▸ **AIM**
Say how many lines contain "image"; the answer is the number alone.

-- begin RECORDS SHOWN --

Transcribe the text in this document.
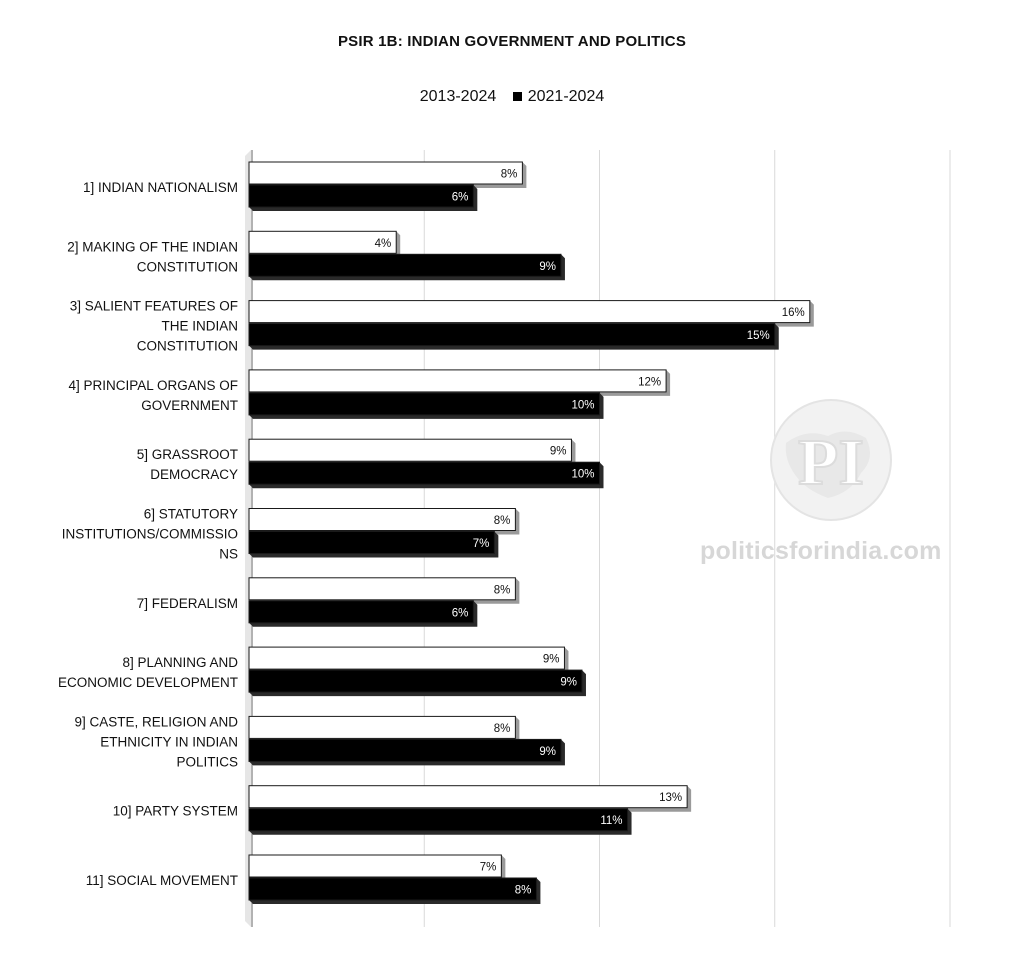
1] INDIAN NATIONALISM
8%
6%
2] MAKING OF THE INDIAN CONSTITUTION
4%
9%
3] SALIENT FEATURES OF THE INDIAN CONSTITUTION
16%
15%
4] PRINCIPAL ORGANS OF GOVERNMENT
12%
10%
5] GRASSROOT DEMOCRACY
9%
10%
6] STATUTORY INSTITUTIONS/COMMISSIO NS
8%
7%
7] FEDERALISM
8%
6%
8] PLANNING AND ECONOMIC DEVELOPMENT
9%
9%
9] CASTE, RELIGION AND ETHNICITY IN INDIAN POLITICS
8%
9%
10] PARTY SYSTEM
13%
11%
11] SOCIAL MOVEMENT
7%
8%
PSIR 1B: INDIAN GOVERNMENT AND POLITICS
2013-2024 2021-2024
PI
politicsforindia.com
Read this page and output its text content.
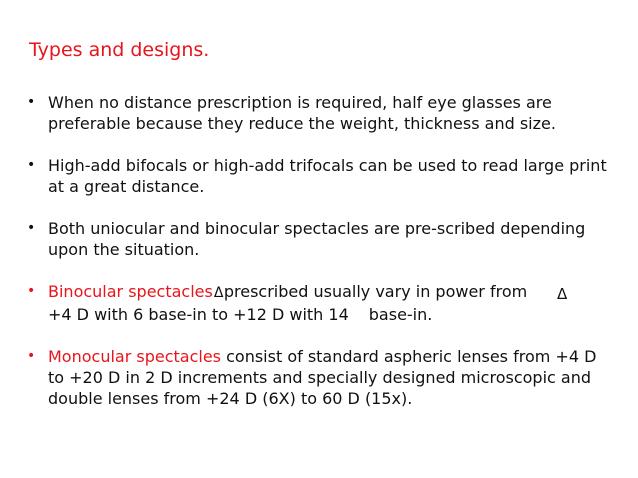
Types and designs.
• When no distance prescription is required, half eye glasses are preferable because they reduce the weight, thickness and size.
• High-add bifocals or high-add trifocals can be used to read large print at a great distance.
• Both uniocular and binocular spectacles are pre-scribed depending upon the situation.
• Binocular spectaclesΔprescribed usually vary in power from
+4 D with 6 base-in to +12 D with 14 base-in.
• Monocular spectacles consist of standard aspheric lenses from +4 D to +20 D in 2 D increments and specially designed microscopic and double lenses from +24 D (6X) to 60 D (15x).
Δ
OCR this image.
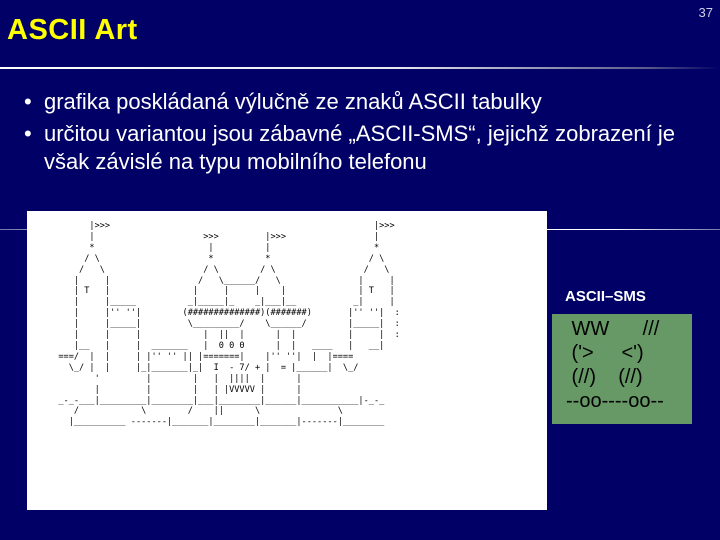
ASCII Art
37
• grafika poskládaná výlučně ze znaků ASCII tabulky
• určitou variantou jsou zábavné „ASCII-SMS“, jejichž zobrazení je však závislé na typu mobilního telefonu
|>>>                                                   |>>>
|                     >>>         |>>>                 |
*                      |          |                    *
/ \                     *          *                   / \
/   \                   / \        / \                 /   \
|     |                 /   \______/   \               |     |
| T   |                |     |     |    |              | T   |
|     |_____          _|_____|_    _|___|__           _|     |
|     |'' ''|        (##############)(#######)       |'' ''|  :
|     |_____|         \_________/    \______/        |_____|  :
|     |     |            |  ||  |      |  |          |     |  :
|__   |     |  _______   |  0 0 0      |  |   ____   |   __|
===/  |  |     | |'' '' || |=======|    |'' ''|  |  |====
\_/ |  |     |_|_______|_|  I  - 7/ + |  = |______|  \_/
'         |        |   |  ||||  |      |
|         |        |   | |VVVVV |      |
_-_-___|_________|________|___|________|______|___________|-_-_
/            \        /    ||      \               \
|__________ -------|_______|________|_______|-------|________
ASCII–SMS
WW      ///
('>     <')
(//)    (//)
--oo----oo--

-- end RECORDS SHOWN --
-- begin RECORDS SHOWN --

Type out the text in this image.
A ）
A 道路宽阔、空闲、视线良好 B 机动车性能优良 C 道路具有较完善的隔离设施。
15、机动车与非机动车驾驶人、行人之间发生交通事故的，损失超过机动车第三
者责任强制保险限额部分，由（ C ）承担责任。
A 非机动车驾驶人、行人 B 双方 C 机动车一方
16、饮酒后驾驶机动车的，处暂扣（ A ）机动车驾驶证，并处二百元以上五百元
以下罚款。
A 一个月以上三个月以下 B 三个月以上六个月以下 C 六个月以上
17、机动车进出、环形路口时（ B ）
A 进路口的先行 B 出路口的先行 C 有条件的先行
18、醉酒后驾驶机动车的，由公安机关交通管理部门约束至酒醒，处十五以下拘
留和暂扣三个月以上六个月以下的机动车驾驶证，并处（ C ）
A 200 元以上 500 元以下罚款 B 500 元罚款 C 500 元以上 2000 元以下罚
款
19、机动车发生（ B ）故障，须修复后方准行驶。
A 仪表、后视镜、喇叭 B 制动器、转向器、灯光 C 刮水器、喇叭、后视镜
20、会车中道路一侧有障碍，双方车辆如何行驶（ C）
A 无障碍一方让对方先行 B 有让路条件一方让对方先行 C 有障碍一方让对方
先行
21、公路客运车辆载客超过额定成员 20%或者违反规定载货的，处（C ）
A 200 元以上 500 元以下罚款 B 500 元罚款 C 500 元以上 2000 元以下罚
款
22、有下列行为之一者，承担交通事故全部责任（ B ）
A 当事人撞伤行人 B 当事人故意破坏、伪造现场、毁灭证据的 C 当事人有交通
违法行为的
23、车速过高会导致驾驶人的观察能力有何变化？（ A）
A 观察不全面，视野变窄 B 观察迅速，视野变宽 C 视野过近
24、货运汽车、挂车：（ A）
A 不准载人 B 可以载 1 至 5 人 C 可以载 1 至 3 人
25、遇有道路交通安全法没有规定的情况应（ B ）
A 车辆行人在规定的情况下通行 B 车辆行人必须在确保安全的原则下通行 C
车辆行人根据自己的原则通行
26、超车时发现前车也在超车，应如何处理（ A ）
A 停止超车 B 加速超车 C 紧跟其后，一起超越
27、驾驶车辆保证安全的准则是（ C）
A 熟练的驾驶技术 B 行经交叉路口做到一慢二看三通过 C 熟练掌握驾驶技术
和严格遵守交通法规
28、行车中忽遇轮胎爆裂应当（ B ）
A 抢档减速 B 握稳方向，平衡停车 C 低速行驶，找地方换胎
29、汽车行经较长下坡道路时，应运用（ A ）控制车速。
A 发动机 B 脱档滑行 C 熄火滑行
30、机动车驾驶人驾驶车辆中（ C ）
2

-- end RECORDS SHOWN --

▸ **RESPONSE**
2